====== Seção de texto ======

Quando na noite do próximo dia 20 de março, no circuito
internacional de Losail no Qatar, apagarem as luzes que autorizam a largada
para a primeira prova de MotoGP da temporada de 2016, estarão alinhadas no grid
as máquinas mais sofisticadas já construídas, verdadeiros prodígios de
tecnologia sobre duas rodas. Nos boxes de retaguarda estarão atentos o chefe de
equipe, os engenheiros de pista, os especialistas em suspensão, os responsáveis
pelos pneus, os técnicos em eletrônica e os mecânicos. Ao comando das motos
estarão os pilotos de MotoGP, alguns dos atletas mais bem preparados do mundo
em termos de condições físicas e mentais. Uma vez dada a largada, uma corrida
de MotoGP é um esporte solitário, a única comunicação possível entre a equipe
de apoio e o piloto são placas apresentadas na reta dos boxes, informação
concisa, disponível para os concorrentes e que deve ser lida e processada enquanto
a moto desenvolve velocidades superiores a 300 Km/h.
O objetivo de todos os pilotos é um só, encontrar a linha
mais rápida na pista e depois conseguir uma maneira de andar ainda mais
depressa, as frações de segundos perdidas ou ganhas nas retas e curvas
determinam a diferença entre vitória e derrota. Durante os aproximadamente 40
minutos de uma corrida qualquer hesitação significa perda de posições, qualquer
excesso implica em queda, os limites são muito estreitos.

====== Itens ======

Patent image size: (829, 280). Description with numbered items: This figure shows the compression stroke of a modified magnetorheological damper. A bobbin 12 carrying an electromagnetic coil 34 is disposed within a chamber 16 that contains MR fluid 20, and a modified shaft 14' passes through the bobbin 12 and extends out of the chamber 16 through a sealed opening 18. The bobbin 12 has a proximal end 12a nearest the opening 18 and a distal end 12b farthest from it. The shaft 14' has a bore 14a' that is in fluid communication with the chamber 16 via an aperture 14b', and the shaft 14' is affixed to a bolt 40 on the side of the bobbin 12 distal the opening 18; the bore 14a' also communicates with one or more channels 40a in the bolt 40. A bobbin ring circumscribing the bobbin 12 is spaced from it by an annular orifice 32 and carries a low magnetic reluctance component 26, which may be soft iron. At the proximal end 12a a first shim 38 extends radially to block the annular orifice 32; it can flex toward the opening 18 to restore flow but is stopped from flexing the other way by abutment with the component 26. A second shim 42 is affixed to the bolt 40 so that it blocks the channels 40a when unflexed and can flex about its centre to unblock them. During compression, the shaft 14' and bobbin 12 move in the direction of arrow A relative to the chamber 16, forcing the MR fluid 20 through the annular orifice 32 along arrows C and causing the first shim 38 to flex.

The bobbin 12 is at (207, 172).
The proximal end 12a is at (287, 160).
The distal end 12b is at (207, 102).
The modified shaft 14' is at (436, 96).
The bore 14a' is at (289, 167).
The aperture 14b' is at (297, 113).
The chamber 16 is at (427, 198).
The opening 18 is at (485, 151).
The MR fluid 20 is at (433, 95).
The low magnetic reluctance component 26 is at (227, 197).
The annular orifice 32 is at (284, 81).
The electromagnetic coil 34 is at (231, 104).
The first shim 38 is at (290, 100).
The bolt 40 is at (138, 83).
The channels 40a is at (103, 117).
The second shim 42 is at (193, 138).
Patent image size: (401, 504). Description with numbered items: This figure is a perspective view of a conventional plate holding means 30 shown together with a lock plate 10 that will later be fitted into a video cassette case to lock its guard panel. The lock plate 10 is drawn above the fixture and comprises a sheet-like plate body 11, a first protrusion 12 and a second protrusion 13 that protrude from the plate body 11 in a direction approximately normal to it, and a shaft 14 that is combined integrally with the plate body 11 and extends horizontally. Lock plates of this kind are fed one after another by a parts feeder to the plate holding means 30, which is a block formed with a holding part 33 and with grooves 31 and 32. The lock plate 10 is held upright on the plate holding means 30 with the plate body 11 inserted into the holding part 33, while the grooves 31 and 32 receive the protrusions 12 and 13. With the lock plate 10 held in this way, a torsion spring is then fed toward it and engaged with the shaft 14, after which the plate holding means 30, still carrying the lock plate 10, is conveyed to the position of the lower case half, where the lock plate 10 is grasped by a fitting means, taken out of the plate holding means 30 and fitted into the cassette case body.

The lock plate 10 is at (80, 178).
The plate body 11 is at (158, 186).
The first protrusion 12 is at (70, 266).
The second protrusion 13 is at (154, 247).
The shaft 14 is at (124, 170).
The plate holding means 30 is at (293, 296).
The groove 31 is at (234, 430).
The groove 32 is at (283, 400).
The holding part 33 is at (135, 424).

======

Conjunto de tarefas:
1. Segundo o texto sobre a MotoGP, qual é a única comunicação possível entre a equipe de apoio e o piloto depois da largada?
2. Transcreva do texto sobre a MotoGP o trecho que começa em "O objetivo de" e termina em "são muito estreitos.".

Respostas por tarefa:
1. Placas apresentadas na reta dos boxes.

2.
O objetivo de todos os pilotos é um só, encontrar a linha
mais rápida na pista e depois conseguir uma maneira de andar ainda mais
depressa, as frações de segundos perdidas ou ganhas nas retas e curvas
determinam a diferença entre vitória e derrota. Durante os aproximadamente 40
minutos de uma corrida qualquer hesitação significa perda de posições, qualquer
excesso implica em queda, os limites são muito estreitos.